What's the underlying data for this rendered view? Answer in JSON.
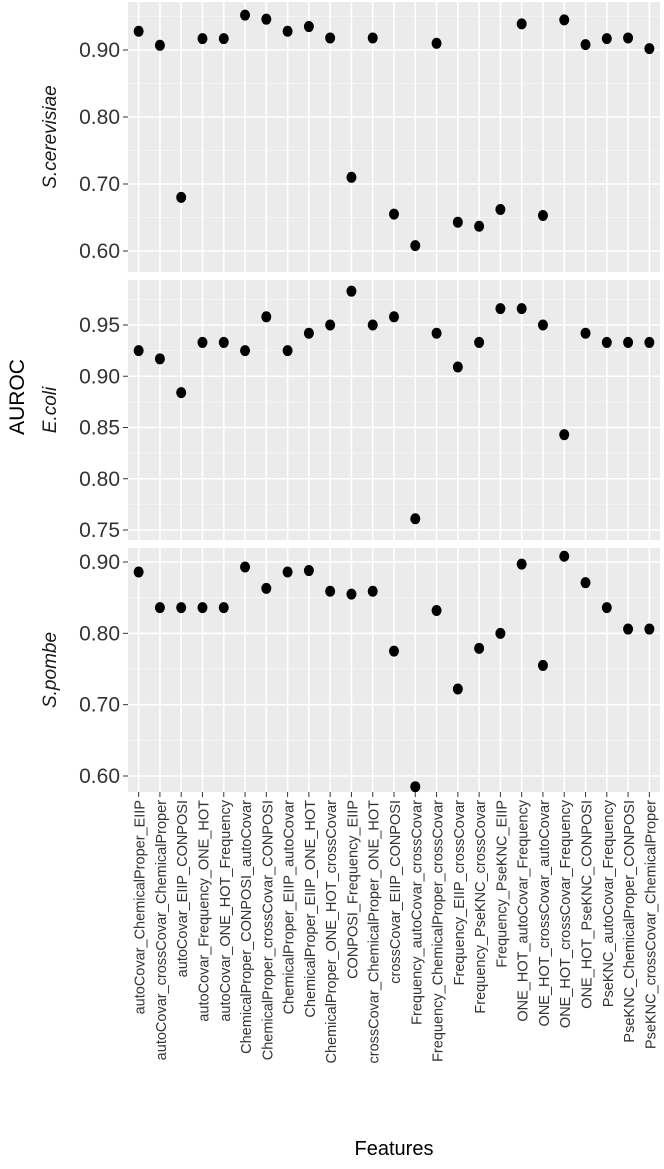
{
  "chart_data": {
    "type": "scatter",
    "xlabel": "Features",
    "ylabel": "AUROC",
    "categories": [
      "autoCovar_ChemicalProper_EIIP",
      "autoCovar_crossCovar_ChemicalProper",
      "autoCovar_EIIP_CONPOSI",
      "autoCovar_Frequency_ONE_HOT",
      "autoCovar_ONE_HOT_Frequency",
      "ChemicalProper_CONPOSI_autoCovar",
      "ChemicalProper_crossCovar_CONPOSI",
      "ChemicalProper_EIIP_autoCovar",
      "ChemicalProper_EIIP_ONE_HOT",
      "ChemicalProper_ONE_HOT_crossCovar",
      "CONPOSI_Frequency_EIIP",
      "crossCovar_ChemicalProper_ONE_HOT",
      "crossCovar_EIIP_CONPOSI",
      "Frequency_autoCovar_crossCovar",
      "Frequency_ChemicalProper_crossCovar",
      "Frequency_EIIP_crossCovar",
      "Frequency_PseKNC_crossCovar",
      "Frequency_PseKNC_EIIP",
      "ONE_HOT_autoCovar_Frequency",
      "ONE_HOT_crossCovar_autoCovar",
      "ONE_HOT_crossCovar_Frequency",
      "ONE_HOT_PseKNC_CONPOSI",
      "PseKNC_autoCovar_Frequency",
      "PseKNC_ChemicalProper_CONPOSI",
      "PseKNC_crossCovar_ChemicalProper"
    ],
    "panels": [
      {
        "name": "S.cerevisiae",
        "ticks": [
          "0.60",
          "0.70",
          "0.80",
          "0.90"
        ],
        "ylim": [
          0.598,
          0.968
        ],
        "values": [
          0.928,
          0.907,
          0.68,
          0.917,
          0.917,
          0.952,
          0.946,
          0.928,
          0.935,
          0.918,
          0.71,
          0.918,
          0.655,
          0.608,
          0.91,
          0.643,
          0.637,
          0.662,
          0.939,
          0.653,
          0.945,
          0.908,
          0.917,
          0.918,
          0.902
        ]
      },
      {
        "name": "E.coli",
        "ticks": [
          "0.75",
          "0.80",
          "0.85",
          "0.90",
          "0.95"
        ],
        "ylim": [
          0.745,
          0.995
        ],
        "values": [
          0.925,
          0.917,
          0.884,
          0.933,
          0.933,
          0.925,
          0.958,
          0.925,
          0.942,
          0.95,
          0.983,
          0.95,
          0.958,
          0.761,
          0.942,
          0.909,
          0.933,
          0.966,
          0.966,
          0.95,
          0.843,
          0.942,
          0.933,
          0.933,
          0.933
        ]
      },
      {
        "name": "S.pombe",
        "ticks": [
          "0.60",
          "0.70",
          "0.80",
          "0.90"
        ],
        "ylim": [
          0.575,
          0.92
        ],
        "values": [
          0.886,
          0.836,
          0.836,
          0.836,
          0.836,
          0.893,
          0.863,
          0.886,
          0.888,
          0.859,
          0.855,
          0.859,
          0.775,
          0.585,
          0.832,
          0.722,
          0.779,
          0.8,
          0.897,
          0.755,
          0.908,
          0.871,
          0.836,
          0.806,
          0.806
        ]
      }
    ],
    "grid": true,
    "legend": "none"
  }
}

━━━━━━━━

*WHAT THIS TASK INVOLVES:* Find every line in the records above that contains the word "name", and copy each one.

*TASK RESULT:*
        "name": "S.cerevisiae",
        "name": "E.coli",
        "name": "S.pombe",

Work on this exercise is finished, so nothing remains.